▸ **What you need to do**
Below are some entries. Copy each line that holds the string "Dimming".

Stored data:
* * * *
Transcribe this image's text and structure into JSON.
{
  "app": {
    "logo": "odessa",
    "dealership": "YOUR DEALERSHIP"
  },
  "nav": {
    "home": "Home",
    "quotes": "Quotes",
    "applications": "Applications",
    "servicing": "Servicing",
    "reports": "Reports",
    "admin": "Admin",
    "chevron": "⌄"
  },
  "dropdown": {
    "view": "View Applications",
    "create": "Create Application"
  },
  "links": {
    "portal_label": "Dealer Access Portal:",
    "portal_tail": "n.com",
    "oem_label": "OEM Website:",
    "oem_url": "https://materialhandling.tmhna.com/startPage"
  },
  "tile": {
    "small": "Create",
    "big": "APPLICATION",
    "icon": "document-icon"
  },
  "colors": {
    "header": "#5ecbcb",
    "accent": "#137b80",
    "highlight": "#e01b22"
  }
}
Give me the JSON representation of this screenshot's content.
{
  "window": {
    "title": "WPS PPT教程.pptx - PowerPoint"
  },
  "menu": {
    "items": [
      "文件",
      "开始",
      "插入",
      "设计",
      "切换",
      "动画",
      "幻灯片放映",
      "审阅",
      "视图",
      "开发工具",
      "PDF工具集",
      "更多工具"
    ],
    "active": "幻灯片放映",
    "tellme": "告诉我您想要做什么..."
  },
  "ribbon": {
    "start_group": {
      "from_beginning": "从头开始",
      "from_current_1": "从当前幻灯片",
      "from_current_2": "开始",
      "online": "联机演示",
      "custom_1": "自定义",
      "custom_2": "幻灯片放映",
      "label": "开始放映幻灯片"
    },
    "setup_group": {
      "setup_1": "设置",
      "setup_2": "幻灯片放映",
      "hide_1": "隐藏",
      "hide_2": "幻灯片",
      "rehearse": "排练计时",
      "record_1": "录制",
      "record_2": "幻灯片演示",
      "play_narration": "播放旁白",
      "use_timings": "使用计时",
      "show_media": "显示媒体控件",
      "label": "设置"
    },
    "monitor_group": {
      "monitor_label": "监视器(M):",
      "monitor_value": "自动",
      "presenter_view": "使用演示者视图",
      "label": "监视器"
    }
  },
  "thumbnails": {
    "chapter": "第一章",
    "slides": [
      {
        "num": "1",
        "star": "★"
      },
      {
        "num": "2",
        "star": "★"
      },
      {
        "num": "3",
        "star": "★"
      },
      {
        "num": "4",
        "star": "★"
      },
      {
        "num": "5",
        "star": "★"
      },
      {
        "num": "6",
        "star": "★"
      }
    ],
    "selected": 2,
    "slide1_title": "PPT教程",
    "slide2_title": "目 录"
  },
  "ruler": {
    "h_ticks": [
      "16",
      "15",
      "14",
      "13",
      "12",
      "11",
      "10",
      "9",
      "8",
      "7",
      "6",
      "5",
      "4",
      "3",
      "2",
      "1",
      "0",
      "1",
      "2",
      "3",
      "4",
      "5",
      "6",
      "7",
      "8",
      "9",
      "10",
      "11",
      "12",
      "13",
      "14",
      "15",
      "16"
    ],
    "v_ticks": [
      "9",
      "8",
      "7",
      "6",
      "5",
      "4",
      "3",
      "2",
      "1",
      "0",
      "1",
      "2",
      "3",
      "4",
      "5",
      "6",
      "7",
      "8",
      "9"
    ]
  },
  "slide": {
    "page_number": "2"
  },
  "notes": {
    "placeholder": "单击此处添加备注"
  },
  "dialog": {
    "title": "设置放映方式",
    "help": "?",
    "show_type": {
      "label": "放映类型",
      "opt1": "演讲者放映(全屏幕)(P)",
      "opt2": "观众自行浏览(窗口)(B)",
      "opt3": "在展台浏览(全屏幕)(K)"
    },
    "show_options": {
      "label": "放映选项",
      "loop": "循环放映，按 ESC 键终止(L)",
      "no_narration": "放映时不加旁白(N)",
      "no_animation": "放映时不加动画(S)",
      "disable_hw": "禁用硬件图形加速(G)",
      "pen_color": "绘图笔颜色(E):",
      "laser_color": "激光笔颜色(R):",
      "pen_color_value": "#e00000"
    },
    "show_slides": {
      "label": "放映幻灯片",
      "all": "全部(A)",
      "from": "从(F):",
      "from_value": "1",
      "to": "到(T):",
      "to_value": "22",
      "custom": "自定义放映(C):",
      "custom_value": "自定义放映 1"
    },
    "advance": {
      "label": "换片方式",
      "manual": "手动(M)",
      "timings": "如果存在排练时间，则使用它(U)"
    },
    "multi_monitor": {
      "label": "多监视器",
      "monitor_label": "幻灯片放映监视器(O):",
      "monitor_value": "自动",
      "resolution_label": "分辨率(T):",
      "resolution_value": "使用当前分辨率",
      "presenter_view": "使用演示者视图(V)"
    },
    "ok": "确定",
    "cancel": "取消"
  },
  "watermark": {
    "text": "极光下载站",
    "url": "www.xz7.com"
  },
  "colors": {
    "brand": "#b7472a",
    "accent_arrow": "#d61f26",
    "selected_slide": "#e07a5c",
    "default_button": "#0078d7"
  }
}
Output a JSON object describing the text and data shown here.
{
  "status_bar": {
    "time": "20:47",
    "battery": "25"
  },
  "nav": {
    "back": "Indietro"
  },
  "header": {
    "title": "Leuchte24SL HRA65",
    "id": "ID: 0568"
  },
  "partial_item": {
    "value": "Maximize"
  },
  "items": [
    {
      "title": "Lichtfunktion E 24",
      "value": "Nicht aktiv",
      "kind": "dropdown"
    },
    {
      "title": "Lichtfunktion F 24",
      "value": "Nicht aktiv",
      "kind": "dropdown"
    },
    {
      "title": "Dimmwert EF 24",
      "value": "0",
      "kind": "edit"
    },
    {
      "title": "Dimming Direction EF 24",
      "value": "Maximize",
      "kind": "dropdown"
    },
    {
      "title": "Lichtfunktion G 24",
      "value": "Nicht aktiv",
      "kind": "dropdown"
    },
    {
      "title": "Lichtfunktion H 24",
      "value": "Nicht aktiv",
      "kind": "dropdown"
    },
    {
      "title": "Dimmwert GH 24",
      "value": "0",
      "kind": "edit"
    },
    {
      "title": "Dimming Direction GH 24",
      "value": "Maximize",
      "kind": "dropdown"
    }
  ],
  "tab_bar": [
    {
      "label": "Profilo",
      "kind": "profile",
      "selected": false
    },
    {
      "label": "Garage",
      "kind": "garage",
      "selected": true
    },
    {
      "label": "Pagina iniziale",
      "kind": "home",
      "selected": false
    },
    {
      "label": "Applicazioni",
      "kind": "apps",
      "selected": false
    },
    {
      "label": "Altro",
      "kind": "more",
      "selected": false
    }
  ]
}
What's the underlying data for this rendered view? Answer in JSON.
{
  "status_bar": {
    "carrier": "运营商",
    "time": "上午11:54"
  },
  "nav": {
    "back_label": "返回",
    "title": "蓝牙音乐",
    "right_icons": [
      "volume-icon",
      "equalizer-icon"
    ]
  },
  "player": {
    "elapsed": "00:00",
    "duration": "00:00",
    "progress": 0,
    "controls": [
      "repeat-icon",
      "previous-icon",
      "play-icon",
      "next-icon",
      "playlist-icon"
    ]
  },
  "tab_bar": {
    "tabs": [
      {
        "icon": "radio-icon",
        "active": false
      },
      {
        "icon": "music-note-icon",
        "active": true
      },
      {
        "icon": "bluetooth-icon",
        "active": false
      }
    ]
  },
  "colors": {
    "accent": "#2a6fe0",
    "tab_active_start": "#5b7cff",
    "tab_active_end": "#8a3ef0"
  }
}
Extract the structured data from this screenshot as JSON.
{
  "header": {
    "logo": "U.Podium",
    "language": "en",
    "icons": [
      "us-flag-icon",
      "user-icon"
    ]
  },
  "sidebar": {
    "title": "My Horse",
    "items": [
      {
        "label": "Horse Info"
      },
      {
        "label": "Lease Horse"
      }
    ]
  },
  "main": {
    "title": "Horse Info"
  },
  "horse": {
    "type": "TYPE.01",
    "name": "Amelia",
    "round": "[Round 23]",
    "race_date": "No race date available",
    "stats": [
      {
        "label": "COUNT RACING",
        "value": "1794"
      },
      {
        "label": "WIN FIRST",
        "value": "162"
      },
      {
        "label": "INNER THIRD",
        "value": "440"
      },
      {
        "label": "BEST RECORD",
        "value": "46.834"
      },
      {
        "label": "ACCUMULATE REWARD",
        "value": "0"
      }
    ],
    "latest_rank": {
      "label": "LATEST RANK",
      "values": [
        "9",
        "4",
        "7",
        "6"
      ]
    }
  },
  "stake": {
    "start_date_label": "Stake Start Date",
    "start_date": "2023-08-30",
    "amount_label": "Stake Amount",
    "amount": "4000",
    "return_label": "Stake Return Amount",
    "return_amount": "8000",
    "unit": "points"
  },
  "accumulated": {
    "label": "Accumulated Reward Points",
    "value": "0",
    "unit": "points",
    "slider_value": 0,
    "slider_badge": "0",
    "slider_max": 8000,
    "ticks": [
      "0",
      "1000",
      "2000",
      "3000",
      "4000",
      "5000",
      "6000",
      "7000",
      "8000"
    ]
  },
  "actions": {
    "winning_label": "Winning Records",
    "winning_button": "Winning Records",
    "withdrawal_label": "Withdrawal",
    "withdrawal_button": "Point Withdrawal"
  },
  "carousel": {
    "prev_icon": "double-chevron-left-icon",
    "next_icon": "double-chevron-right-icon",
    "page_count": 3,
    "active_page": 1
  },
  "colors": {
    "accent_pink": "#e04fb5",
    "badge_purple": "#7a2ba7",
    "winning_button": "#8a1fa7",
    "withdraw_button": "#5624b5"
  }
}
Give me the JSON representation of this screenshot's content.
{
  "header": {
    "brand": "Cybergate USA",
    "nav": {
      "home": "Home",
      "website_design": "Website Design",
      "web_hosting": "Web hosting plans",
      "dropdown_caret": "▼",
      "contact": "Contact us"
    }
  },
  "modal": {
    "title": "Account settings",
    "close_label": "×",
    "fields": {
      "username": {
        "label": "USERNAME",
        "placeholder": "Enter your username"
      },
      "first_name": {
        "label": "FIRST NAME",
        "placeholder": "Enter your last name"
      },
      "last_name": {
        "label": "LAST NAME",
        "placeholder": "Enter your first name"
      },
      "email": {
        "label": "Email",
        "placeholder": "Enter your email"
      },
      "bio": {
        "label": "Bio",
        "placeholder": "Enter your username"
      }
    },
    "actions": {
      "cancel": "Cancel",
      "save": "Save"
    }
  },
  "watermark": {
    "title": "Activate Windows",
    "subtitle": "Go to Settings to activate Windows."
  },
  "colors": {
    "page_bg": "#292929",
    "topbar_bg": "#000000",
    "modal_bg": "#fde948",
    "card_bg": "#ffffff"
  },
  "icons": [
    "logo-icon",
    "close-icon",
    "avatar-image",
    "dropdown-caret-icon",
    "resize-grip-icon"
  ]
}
* * * *
▸ **Problem solution**
      "title": "Dimming Direction EF 24",
      "title": "Dimming Direction GH 24",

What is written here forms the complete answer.